> [Data provided]

◇ ◇ ◇ ◇ ◇

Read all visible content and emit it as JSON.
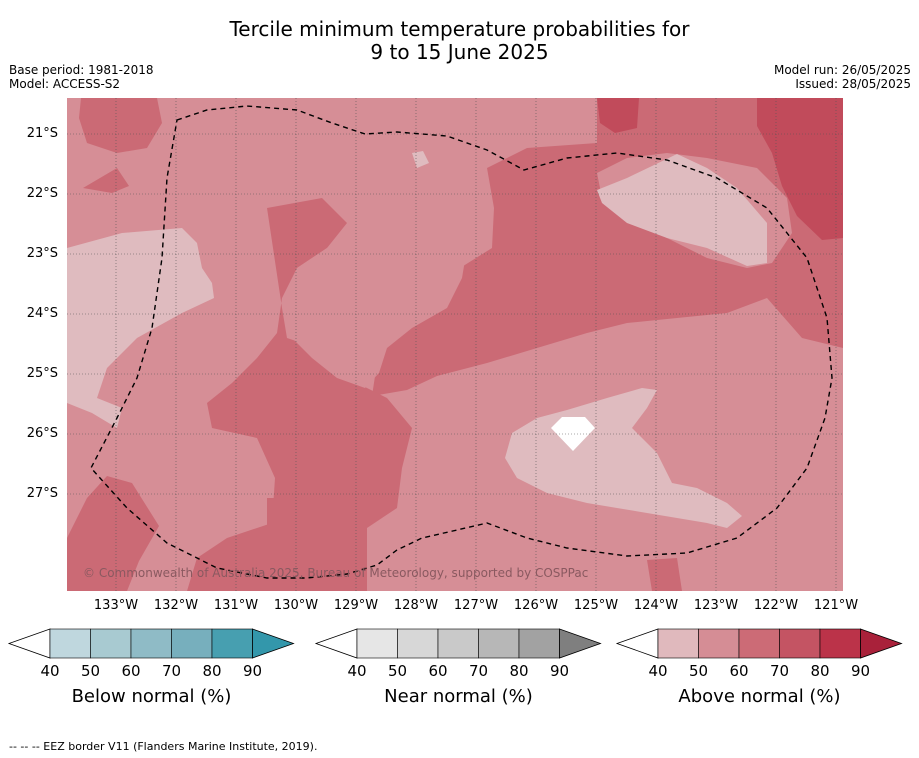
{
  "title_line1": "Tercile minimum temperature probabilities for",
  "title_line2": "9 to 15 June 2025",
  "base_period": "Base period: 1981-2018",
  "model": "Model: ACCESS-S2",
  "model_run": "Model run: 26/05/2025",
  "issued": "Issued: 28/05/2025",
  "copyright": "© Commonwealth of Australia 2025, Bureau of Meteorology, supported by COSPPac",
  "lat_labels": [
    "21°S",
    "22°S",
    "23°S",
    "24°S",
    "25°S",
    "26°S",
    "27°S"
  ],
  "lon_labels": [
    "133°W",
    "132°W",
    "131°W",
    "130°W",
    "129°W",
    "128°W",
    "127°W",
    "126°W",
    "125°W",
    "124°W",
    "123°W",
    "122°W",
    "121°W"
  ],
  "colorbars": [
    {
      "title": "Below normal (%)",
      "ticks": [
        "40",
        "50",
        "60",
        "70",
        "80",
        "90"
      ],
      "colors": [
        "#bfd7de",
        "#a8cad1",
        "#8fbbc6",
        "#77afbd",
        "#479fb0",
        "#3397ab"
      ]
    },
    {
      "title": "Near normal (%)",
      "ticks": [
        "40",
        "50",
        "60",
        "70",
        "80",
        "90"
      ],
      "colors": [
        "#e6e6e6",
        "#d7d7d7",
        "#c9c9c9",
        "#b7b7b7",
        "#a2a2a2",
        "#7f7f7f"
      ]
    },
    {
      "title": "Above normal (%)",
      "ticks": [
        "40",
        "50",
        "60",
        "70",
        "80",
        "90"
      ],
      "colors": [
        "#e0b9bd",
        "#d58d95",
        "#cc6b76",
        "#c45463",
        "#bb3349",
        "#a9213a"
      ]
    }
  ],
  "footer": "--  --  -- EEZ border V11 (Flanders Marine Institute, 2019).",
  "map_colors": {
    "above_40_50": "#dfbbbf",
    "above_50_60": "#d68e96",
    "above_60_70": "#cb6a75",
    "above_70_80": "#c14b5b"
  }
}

◇ ◇ ◇ ◇ ◇

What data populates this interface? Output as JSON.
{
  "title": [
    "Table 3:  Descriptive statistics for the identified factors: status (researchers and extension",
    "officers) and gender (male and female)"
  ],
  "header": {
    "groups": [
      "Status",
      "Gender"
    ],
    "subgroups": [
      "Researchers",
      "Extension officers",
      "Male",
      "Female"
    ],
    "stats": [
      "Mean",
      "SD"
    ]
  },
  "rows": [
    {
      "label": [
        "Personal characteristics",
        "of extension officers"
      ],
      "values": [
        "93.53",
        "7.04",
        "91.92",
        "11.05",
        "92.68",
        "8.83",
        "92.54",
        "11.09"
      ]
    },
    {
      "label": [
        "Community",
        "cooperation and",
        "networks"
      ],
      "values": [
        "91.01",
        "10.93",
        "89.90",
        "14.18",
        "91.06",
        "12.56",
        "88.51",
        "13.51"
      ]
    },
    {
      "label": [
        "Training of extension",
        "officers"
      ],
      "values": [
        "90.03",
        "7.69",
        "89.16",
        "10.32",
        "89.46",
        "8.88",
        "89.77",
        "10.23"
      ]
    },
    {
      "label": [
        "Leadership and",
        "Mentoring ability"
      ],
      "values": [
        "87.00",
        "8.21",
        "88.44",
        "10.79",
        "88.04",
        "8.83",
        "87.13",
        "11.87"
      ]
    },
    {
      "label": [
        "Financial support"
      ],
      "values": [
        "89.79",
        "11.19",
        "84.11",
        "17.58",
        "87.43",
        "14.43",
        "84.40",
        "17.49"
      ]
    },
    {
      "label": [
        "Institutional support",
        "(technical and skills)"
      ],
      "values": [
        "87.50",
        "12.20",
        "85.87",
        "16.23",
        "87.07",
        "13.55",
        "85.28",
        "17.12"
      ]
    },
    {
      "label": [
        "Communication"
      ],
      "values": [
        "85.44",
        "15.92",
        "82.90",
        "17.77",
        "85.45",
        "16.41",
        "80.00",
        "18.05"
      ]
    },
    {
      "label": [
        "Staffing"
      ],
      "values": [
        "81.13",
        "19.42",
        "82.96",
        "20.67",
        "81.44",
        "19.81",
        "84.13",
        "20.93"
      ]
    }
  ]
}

◇ ◇ ◇ ◇ ◇

> [What this task involves] Looking at the records above, tally the lines holding "officers" and reply with that number only.

> [Response for this exercise] 4